INSTRUCTION: Go through the listing and return every line with "this" in it.

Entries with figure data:
◆ ◆ ◆ ◆ ◆ ◆ ◆

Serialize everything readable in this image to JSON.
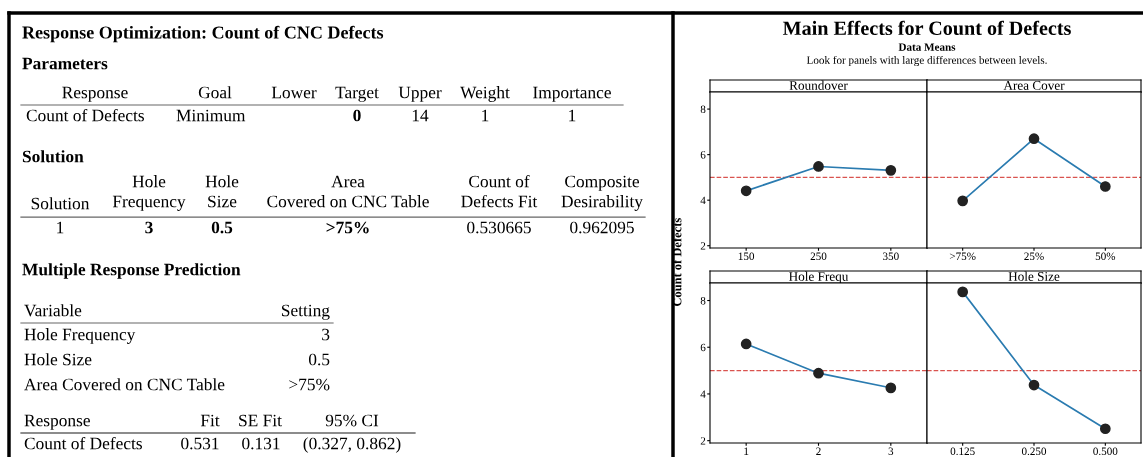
{
  "chart_data": [
    {
      "type": "other",
      "title": "Response Optimization: Count of CNC Defects",
      "annotations": [
        "Parameters",
        "Response",
        "Goal",
        "Lower",
        "Target",
        "Upper",
        "Weight",
        "Importance",
        "Count of Defects",
        "Minimum",
        "0",
        "14",
        "1",
        "1",
        "Solution",
        "Solution",
        "Hole\nFrequency",
        "Hole\nSize",
        "Area\nCovered on CNC Table",
        "Count of\nDefects Fit",
        "Composite\nDesirability",
        "1",
        "3",
        "0.5",
        ">75%",
        "0.530665",
        "0.962095",
        "Multiple Response Prediction",
        "Variable",
        "Setting",
        "Hole Frequency",
        "3",
        "Hole Size",
        "0.5",
        "Area Covered on CNC Table",
        ">75%",
        "Response",
        "Fit",
        "SE Fit",
        "95% CI",
        "Count of Defects",
        "0.531",
        "0.131",
        "(0.327, 0.862)"
      ]
    },
    {
      "type": "other",
      "title": "Main Effects for Count of Defects",
      "subtitle": "Data Means",
      "annotations": [
        "Look for panels with large differences between levels."
      ]
    },
    {
      "type": "line",
      "title": "Roundover",
      "categories": [
        "150",
        "250",
        "350"
      ],
      "series": [
        {
          "color": "#2a7bb0",
          "colors": [
            "#222222",
            "#222222",
            "#222222"
          ],
          "values": [
            4.41,
            5.48,
            5.31
          ]
        }
      ],
      "ylim": [
        1.9,
        8.75
      ],
      "yticks": [
        2,
        4,
        6,
        8
      ],
      "ref_lines": [
        {
          "axis": "y",
          "value": 5.0,
          "color": "#d9534f",
          "line_style": "dashed"
        }
      ],
      "marker": "circle"
    },
    {
      "type": "line",
      "title": "Area Cover",
      "categories": [
        ">75%",
        "25%",
        "50%"
      ],
      "series": [
        {
          "color": "#2a7bb0",
          "colors": [
            "#222222",
            "#222222",
            "#222222"
          ],
          "values": [
            3.97,
            6.7,
            4.6
          ]
        }
      ],
      "ylim": [
        1.9,
        8.75
      ],
      "yticks": [
        2,
        4,
        6,
        8
      ],
      "ref_lines": [
        {
          "axis": "y",
          "value": 5.0,
          "color": "#d9534f",
          "line_style": "dashed"
        }
      ],
      "marker": "circle",
      "tick_labels": "x"
    },
    {
      "type": "line",
      "title": "Hole Frequ",
      "ylabel": "Count of Defects",
      "categories": [
        "1",
        "2",
        "3"
      ],
      "series": [
        {
          "color": "#2a7bb0",
          "colors": [
            "#222222",
            "#222222",
            "#222222"
          ],
          "values": [
            6.14,
            4.89,
            4.26
          ]
        }
      ],
      "ylim": [
        1.9,
        8.75
      ],
      "yticks": [
        2,
        4,
        6,
        8
      ],
      "ref_lines": [
        {
          "axis": "y",
          "value": 5.0,
          "color": "#d9534f",
          "line_style": "dashed"
        }
      ],
      "marker": "circle"
    },
    {
      "type": "line",
      "title": "Hole Size",
      "categories": [
        "0.125",
        "0.250",
        "0.500"
      ],
      "series": [
        {
          "color": "#2a7bb0",
          "colors": [
            "#222222",
            "#222222",
            "#222222"
          ],
          "values": [
            8.37,
            4.38,
            2.51
          ]
        }
      ],
      "ylim": [
        1.9,
        8.75
      ],
      "yticks": [
        2,
        4,
        6,
        8
      ],
      "ref_lines": [
        {
          "axis": "y",
          "value": 5.0,
          "color": "#d9534f",
          "line_style": "dashed"
        }
      ],
      "marker": "circle",
      "tick_labels": "x"
    }
  ]
}
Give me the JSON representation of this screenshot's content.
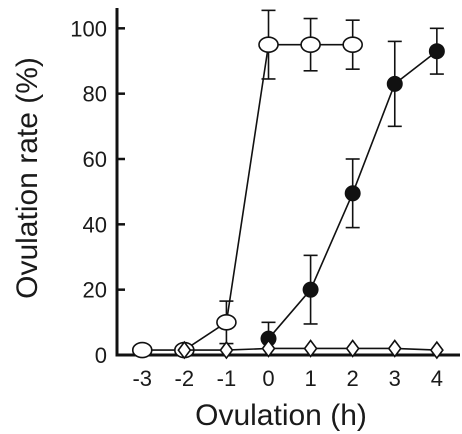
{
  "chart_data": {
    "type": "scatter",
    "xlabel": "Ovulation (h)",
    "ylabel": "Ovulation rate (%)",
    "xlim": [
      -3.6,
      4.55
    ],
    "ylim": [
      0,
      105
    ],
    "x_ticks": [
      "-3",
      "-2",
      "-1",
      "0",
      "1",
      "2",
      "3",
      "4"
    ],
    "y_ticks": [
      "0",
      "20",
      "40",
      "60",
      "80",
      "100"
    ],
    "grid": false,
    "legend": "none",
    "series": [
      {
        "marker": "open-circle",
        "points": [
          {
            "x": -3,
            "y": 1.5
          },
          {
            "x": -2,
            "y": 1.5
          },
          {
            "x": -1,
            "y": 10,
            "err": 6.5
          },
          {
            "x": 0,
            "y": 95,
            "err": 10.5
          },
          {
            "x": 1,
            "y": 95,
            "err": 8
          },
          {
            "x": 2,
            "y": 95,
            "err": 7.5
          }
        ]
      },
      {
        "marker": "filled-circle",
        "points": [
          {
            "x": 0,
            "y": 5,
            "err": 5
          },
          {
            "x": 1,
            "y": 20,
            "err": 10.5
          },
          {
            "x": 2,
            "y": 49.5,
            "err": 10.5
          },
          {
            "x": 3,
            "y": 83,
            "err": 13
          },
          {
            "x": 4,
            "y": 93,
            "err": 7
          }
        ]
      },
      {
        "marker": "open-diamond",
        "points": [
          {
            "x": -2,
            "y": 1.5
          },
          {
            "x": -1,
            "y": 1.5
          },
          {
            "x": 0,
            "y": 2
          },
          {
            "x": 1,
            "y": 2
          },
          {
            "x": 2,
            "y": 2
          },
          {
            "x": 3,
            "y": 2
          },
          {
            "x": 4,
            "y": 1.5
          }
        ]
      }
    ]
  }
}
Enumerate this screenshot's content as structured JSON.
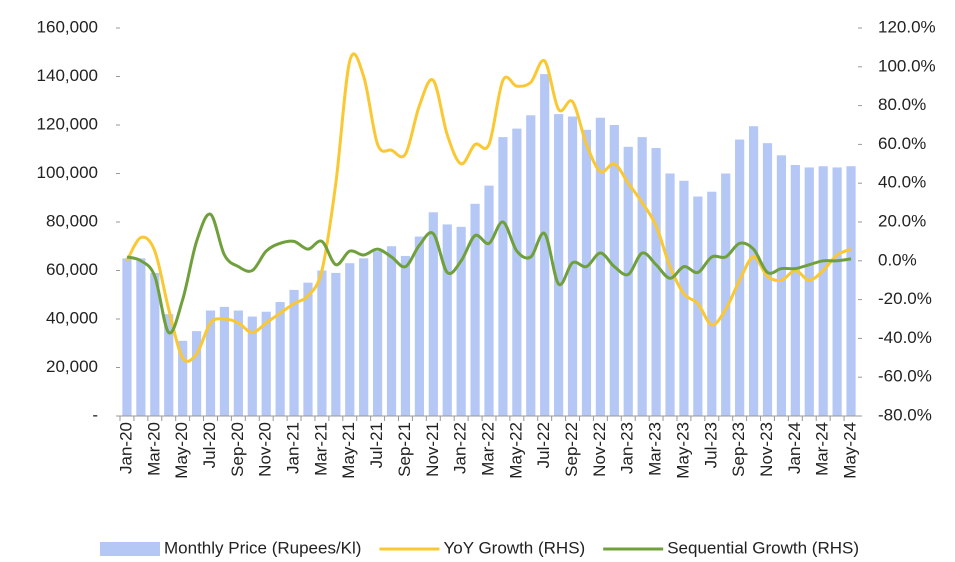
{
  "chart_data": {
    "type": "bar-line",
    "categories": [
      "Jan-20",
      null,
      "Mar-20",
      null,
      "May-20",
      null,
      "Jul-20",
      null,
      "Sep-20",
      null,
      "Nov-20",
      null,
      "Jan-21",
      null,
      "Mar-21",
      null,
      "May-21",
      null,
      "Jul-21",
      null,
      "Sep-21",
      null,
      "Nov-21",
      null,
      "Jan-22",
      null,
      "Mar-22",
      null,
      "May-22",
      null,
      "Jul-22",
      null,
      "Sep-22",
      null,
      "Nov-22",
      null,
      "Jan-23",
      null,
      "Mar-23",
      null,
      "May-23",
      null,
      "Jul-23",
      null,
      "Sep-23",
      null,
      "Nov-23",
      null,
      "Jan-24",
      null,
      "Mar-24",
      null,
      "May-24"
    ],
    "series": [
      {
        "name": "Monthly Price (Rupees/Kl)",
        "color": "#b4c7f5",
        "kind": "bar",
        "axis": "y",
        "values": [
          65000,
          65000,
          59000,
          42000,
          31000,
          35000,
          43500,
          45000,
          43500,
          41000,
          43000,
          47000,
          52000,
          55000,
          60000,
          59000,
          63000,
          65000,
          68000,
          70000,
          66000,
          74000,
          84000,
          79000,
          78000,
          87500,
          95000,
          115000,
          118500,
          124000,
          141000,
          124500,
          123500,
          118000,
          123000,
          120000,
          111000,
          115000,
          110500,
          100000,
          97000,
          90500,
          92500,
          100000,
          114000,
          119500,
          112500,
          107500,
          103500,
          102500,
          103000,
          102500,
          103000
        ]
      },
      {
        "name": "YoY Growth (RHS)",
        "color": "#fac832",
        "kind": "line",
        "axis": "y2",
        "values": [
          0,
          12,
          5,
          -25,
          -50,
          -48,
          -32,
          -30,
          -32,
          -37,
          -32,
          -27,
          -22,
          -18,
          -5,
          40,
          103,
          95,
          60,
          57,
          55,
          80,
          93,
          65,
          50,
          60,
          60,
          93,
          90,
          92,
          103,
          78,
          82,
          60,
          46,
          50,
          40,
          30,
          18,
          -3,
          -17,
          -22,
          -33,
          -25,
          -10,
          2,
          -8,
          -10,
          -5,
          -10,
          -5,
          3,
          6
        ]
      },
      {
        "name": "Sequential Growth (RHS)",
        "color": "#70a03c",
        "kind": "line",
        "axis": "y2",
        "values": [
          2,
          0,
          -8,
          -37,
          -20,
          10,
          24,
          3,
          -3,
          -5,
          5,
          9,
          10,
          6,
          10,
          -2,
          5,
          3,
          6,
          2,
          -3,
          8,
          14,
          -6,
          0,
          13,
          9,
          20,
          5,
          2,
          14,
          -12,
          -1,
          -3,
          4,
          -3,
          -7,
          4,
          -2,
          -9,
          -3,
          -6,
          2,
          2,
          9,
          6,
          -6,
          -4,
          -4,
          -2,
          0,
          0,
          1
        ]
      }
    ],
    "ylim": [
      0,
      160000
    ],
    "yticks": [
      {
        "value": 0,
        "label": "-"
      },
      {
        "value": 20000,
        "label": "20,000"
      },
      {
        "value": 40000,
        "label": "40,000"
      },
      {
        "value": 60000,
        "label": "60,000"
      },
      {
        "value": 80000,
        "label": "80,000"
      },
      {
        "value": 100000,
        "label": "100,000"
      },
      {
        "value": 120000,
        "label": "120,000"
      },
      {
        "value": 140000,
        "label": "140,000"
      },
      {
        "value": 160000,
        "label": "160,000"
      }
    ],
    "y2lim": [
      -80,
      120
    ],
    "y2ticks": [
      {
        "value": -80,
        "label": "-80.0%"
      },
      {
        "value": -60,
        "label": "-60.0%"
      },
      {
        "value": -40,
        "label": "-40.0%"
      },
      {
        "value": -20,
        "label": "-20.0%"
      },
      {
        "value": 0,
        "label": "0.0%"
      },
      {
        "value": 20,
        "label": "20.0%"
      },
      {
        "value": 40,
        "label": "40.0%"
      },
      {
        "value": 60,
        "label": "60.0%"
      },
      {
        "value": 80,
        "label": "80.0%"
      },
      {
        "value": 100,
        "label": "100.0%"
      },
      {
        "value": 120,
        "label": "120.0%"
      }
    ],
    "grid": false,
    "legend": "bottom"
  }
}
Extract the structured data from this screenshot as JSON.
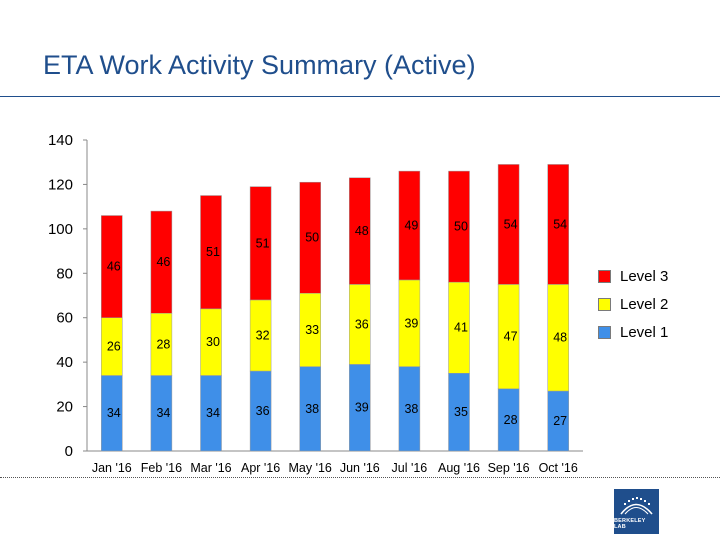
{
  "title": "ETA Work Activity Summary (Active)",
  "logo_text": "BERKELEY LAB",
  "colors": {
    "level3": "#ff0000",
    "level2": "#ffff00",
    "level1": "#3f8fe8",
    "title": "#1f4e8c"
  },
  "chart_data": {
    "type": "bar",
    "stacked": true,
    "title": "",
    "xlabel": "",
    "ylabel": "",
    "ylim": [
      0,
      140
    ],
    "yticks": [
      0,
      20,
      40,
      60,
      80,
      100,
      120,
      140
    ],
    "grid": false,
    "legend_position": "right",
    "categories": [
      "Jan '16",
      "Feb '16",
      "Mar '16",
      "Apr '16",
      "May '16",
      "Jun '16",
      "Jul '16",
      "Aug '16",
      "Sep '16",
      "Oct '16"
    ],
    "series": [
      {
        "name": "Level 1",
        "color": "#3f8fe8",
        "values": [
          34,
          34,
          34,
          36,
          38,
          39,
          38,
          35,
          28,
          27
        ]
      },
      {
        "name": "Level 2",
        "color": "#ffff00",
        "values": [
          26,
          28,
          30,
          32,
          33,
          36,
          39,
          41,
          47,
          48
        ]
      },
      {
        "name": "Level 3",
        "color": "#ff0000",
        "values": [
          46,
          46,
          51,
          51,
          50,
          48,
          49,
          50,
          54,
          54
        ]
      }
    ],
    "legend": [
      "Level 3",
      "Level 2",
      "Level 1"
    ]
  }
}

◆ ◆ ◆ ◆ ◆ ◆ ◆

WRITTEN REPLY:
Serialize everything readable in this image to JSON.
Give me the JSON representation of this screenshot's content.
Enumerate this screenshot's content as structured JSON.
Extract the structured data from this screenshot as JSON.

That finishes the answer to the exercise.